**Provided material**
↓
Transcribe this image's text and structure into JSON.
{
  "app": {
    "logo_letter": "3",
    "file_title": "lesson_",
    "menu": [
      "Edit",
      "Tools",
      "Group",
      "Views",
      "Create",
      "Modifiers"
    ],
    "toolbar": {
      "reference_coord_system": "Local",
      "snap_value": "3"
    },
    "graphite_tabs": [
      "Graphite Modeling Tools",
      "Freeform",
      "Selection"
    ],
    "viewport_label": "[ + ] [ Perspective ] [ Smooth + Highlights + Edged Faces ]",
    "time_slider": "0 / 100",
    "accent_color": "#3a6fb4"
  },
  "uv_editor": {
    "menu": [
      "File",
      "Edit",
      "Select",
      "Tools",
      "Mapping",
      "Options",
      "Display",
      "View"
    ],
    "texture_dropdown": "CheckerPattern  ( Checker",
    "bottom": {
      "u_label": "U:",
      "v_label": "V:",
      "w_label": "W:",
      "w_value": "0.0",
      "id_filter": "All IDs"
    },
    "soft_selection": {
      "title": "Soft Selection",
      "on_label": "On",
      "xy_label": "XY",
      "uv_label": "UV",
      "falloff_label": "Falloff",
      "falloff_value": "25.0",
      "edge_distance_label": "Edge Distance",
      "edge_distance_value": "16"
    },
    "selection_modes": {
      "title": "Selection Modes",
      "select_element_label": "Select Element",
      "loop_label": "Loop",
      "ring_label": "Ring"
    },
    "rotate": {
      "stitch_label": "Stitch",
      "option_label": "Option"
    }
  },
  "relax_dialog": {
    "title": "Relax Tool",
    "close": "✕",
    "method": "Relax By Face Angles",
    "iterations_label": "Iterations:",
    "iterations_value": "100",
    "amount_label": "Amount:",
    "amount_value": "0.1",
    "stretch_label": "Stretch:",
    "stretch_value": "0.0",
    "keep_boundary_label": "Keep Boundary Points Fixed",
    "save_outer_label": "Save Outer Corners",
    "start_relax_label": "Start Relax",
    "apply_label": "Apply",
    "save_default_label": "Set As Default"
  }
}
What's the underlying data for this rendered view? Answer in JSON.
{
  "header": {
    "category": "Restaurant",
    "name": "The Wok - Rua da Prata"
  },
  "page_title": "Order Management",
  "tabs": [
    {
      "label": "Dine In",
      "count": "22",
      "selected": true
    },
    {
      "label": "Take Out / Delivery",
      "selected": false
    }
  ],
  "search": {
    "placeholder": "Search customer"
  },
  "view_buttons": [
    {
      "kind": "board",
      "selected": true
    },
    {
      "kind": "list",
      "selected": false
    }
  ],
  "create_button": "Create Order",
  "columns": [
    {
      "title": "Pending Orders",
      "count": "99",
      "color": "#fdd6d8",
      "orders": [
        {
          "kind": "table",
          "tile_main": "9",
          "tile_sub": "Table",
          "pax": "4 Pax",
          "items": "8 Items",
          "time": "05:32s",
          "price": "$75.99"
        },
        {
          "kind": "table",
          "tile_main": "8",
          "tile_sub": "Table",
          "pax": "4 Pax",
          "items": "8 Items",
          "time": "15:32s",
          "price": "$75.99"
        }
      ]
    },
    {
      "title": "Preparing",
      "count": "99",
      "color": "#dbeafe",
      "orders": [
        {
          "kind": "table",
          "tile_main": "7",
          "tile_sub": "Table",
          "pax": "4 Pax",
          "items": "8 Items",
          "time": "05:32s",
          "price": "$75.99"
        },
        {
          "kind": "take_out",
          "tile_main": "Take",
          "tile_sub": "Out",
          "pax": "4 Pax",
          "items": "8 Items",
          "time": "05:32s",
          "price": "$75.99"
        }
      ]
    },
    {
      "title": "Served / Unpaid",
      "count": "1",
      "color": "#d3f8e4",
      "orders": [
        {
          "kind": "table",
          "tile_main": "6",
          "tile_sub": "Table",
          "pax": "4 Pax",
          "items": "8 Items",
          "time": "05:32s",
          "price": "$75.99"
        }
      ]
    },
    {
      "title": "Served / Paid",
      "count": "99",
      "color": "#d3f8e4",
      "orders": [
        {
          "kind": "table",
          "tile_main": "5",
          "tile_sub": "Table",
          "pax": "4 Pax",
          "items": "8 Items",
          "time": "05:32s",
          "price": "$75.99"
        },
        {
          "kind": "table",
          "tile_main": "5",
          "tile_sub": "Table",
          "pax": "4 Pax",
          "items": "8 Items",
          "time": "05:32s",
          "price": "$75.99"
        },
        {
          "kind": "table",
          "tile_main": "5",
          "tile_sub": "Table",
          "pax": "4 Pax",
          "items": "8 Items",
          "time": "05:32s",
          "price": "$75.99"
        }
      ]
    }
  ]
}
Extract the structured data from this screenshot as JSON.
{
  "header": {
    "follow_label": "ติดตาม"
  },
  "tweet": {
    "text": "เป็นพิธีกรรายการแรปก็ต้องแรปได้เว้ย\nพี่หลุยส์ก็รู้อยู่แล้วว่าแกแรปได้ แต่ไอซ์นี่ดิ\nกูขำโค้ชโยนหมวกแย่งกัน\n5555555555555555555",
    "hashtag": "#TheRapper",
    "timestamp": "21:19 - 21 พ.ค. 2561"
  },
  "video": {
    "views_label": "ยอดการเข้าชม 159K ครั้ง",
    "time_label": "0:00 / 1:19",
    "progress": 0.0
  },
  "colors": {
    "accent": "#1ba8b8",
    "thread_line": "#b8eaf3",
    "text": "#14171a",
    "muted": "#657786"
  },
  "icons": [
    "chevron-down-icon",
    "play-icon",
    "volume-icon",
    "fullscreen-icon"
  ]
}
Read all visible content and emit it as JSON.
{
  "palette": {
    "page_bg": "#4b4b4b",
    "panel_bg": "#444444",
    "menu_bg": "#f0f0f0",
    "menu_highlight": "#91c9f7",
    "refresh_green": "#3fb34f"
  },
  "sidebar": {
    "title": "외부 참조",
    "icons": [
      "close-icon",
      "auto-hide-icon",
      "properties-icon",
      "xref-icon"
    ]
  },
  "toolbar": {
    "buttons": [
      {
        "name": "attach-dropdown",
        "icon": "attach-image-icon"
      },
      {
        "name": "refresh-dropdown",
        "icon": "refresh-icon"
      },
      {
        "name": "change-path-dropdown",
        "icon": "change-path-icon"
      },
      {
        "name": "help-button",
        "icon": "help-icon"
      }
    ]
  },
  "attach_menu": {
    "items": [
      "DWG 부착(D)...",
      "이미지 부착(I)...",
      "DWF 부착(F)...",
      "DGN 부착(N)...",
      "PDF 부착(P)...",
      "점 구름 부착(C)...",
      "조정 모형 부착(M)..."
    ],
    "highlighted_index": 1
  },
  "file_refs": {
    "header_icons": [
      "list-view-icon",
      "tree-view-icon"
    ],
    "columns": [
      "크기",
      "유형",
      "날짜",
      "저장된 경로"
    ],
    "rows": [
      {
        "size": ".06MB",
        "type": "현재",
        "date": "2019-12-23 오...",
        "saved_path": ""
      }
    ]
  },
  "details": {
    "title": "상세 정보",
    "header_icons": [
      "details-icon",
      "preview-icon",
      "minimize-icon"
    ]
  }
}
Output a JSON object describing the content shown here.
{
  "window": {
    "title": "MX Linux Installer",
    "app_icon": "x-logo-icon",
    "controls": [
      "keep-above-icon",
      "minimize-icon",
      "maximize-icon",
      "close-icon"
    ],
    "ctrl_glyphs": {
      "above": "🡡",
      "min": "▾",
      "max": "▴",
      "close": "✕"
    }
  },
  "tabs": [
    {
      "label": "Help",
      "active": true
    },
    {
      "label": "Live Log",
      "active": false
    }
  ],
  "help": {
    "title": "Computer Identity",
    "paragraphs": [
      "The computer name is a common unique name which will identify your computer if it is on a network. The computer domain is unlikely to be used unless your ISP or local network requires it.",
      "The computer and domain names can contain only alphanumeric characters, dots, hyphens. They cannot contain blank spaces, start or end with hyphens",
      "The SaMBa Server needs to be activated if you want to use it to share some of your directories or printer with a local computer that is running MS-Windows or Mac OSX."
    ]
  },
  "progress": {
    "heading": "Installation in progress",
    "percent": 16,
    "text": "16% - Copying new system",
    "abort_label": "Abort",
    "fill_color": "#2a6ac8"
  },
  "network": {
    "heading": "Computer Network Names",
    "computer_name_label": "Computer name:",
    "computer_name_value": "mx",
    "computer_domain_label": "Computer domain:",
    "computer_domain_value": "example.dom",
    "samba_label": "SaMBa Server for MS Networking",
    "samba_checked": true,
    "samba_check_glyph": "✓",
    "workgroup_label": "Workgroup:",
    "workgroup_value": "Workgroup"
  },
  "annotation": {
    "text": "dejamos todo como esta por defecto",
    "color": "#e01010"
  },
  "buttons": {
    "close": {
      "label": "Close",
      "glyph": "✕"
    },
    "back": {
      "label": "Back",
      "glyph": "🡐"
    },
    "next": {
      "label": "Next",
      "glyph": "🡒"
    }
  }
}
↑
**Set exercise**
Search the entries for the string "JSON" and collect each line that has it.

**Answer for this exercise**
Transcribe this image's text and structure into JSON.
What's the underlying data for this rendered view? Answer in JSON.
Extract the structured data from this screenshot as JSON.
Read all visible content and emit it as JSON.
Output a JSON object describing the content shown here.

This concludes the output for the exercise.